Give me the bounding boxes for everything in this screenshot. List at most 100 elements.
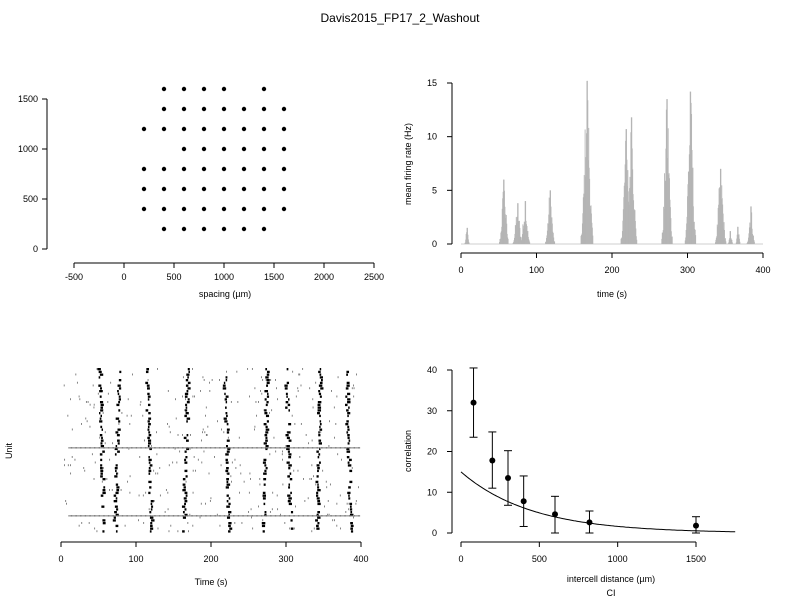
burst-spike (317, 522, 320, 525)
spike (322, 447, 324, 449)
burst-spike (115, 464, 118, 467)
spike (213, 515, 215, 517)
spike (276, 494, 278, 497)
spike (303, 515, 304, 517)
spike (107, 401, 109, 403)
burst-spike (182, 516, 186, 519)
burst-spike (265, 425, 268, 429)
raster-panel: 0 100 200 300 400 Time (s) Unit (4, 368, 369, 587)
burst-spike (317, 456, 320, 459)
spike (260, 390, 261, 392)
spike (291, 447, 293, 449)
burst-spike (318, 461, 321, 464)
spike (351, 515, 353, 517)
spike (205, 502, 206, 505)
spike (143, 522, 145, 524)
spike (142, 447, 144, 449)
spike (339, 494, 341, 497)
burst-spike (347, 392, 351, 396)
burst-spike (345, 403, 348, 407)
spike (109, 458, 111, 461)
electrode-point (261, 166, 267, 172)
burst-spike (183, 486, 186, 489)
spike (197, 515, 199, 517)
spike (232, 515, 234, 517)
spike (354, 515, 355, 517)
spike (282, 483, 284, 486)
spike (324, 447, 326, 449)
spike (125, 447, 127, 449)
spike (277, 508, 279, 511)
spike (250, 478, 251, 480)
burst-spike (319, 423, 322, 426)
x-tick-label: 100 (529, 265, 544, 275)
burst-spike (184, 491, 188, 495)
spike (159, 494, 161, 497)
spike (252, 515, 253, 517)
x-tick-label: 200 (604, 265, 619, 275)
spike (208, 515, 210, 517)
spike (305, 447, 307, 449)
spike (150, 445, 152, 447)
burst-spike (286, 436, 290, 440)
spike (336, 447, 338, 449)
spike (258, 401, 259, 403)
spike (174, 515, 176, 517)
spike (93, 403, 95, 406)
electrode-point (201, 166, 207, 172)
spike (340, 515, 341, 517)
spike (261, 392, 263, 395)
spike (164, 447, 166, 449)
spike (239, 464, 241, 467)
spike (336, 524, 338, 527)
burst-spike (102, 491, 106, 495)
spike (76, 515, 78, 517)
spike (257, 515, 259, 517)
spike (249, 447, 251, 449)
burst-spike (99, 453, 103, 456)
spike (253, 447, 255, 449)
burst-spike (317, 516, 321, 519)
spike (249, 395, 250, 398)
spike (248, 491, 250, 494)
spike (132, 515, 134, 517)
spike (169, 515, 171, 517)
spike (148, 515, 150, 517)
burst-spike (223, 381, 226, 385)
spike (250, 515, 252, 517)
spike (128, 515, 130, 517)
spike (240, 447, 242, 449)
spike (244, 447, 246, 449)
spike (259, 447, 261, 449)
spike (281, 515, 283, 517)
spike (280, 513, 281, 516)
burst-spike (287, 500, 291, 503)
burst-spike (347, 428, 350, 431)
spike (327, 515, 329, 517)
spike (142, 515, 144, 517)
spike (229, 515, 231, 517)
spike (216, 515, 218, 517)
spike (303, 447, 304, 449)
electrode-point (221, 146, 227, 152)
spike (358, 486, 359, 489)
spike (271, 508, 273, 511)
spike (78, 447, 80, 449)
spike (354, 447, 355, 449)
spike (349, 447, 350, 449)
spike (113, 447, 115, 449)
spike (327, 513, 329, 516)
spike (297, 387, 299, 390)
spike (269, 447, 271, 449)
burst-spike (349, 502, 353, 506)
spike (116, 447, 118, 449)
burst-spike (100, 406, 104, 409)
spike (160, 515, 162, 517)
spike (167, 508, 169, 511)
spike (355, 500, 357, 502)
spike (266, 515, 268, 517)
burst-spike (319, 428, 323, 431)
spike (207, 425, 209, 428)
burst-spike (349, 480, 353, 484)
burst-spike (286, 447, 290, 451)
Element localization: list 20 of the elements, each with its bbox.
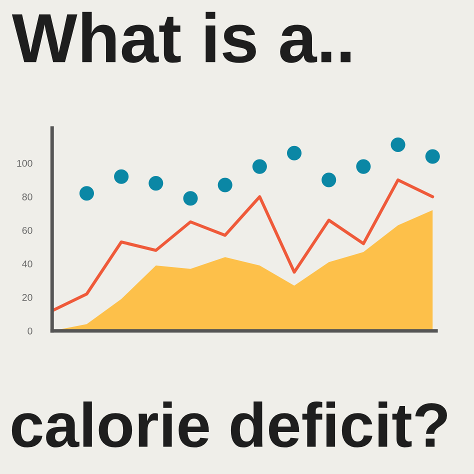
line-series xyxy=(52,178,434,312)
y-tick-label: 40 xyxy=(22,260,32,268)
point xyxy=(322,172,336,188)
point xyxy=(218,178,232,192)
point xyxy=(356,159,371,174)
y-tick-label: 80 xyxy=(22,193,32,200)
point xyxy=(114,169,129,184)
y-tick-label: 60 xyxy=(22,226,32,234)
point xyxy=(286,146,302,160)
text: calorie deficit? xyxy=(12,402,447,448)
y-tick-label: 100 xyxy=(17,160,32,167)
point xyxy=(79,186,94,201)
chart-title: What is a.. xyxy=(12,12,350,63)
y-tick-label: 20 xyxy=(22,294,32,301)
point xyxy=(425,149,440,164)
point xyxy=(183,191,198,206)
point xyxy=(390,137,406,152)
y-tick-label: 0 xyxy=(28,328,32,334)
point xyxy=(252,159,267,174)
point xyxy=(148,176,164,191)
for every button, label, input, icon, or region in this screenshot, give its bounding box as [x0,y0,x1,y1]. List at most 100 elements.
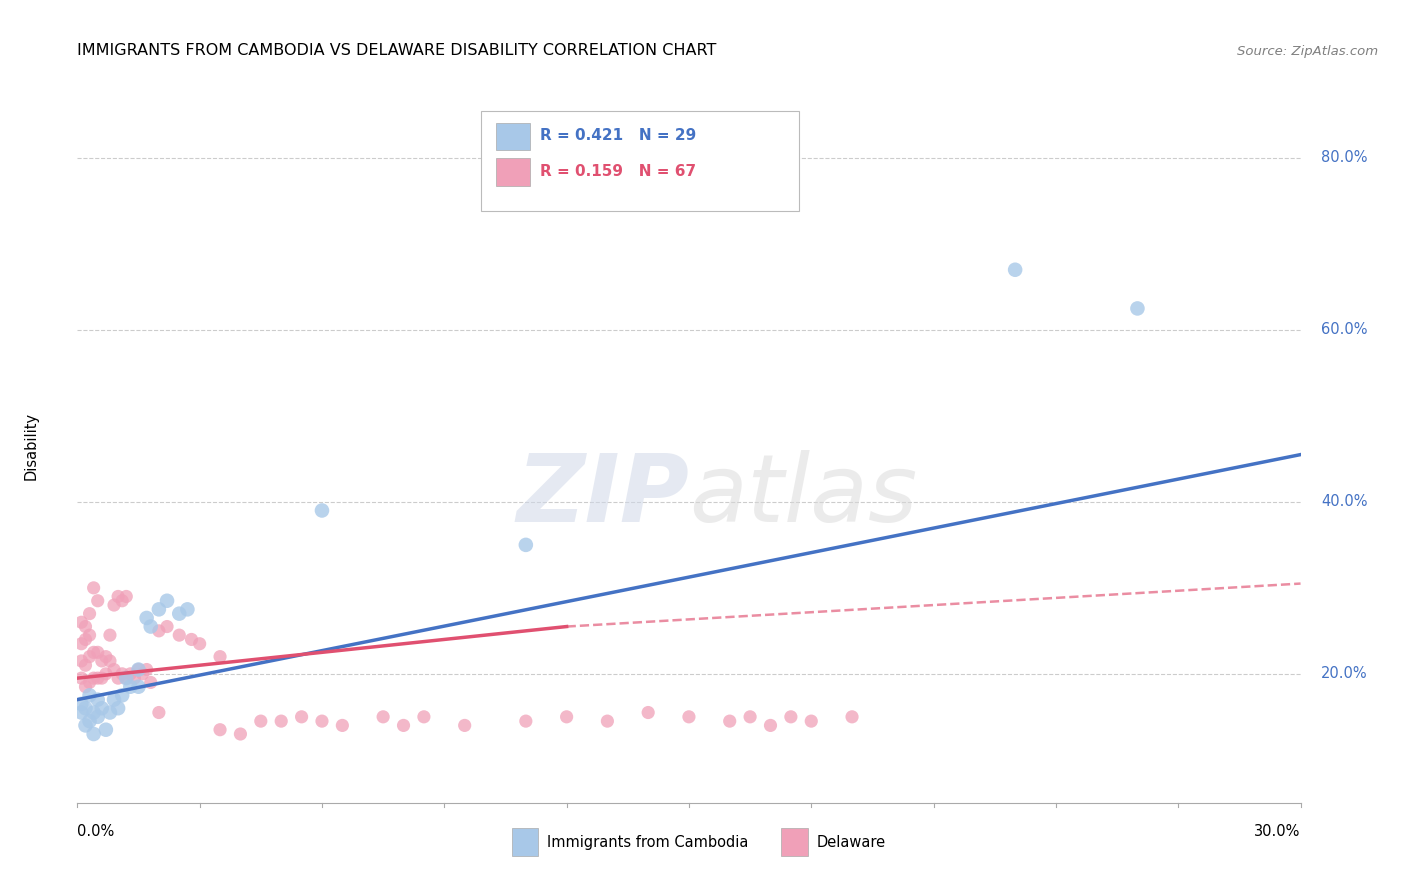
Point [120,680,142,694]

• _WHAT TO DO_:
List each line from the entries above that contains the word "this", copying every such line in full.

• _OUTPUT_:
Give me the bounding boxes for everything in this screenshot. List at most 100 elements.
for every button, label, input, icon, or region in this screenshot, give its bounding box as [x0,y0,x1,y1]. List at most 100 elements.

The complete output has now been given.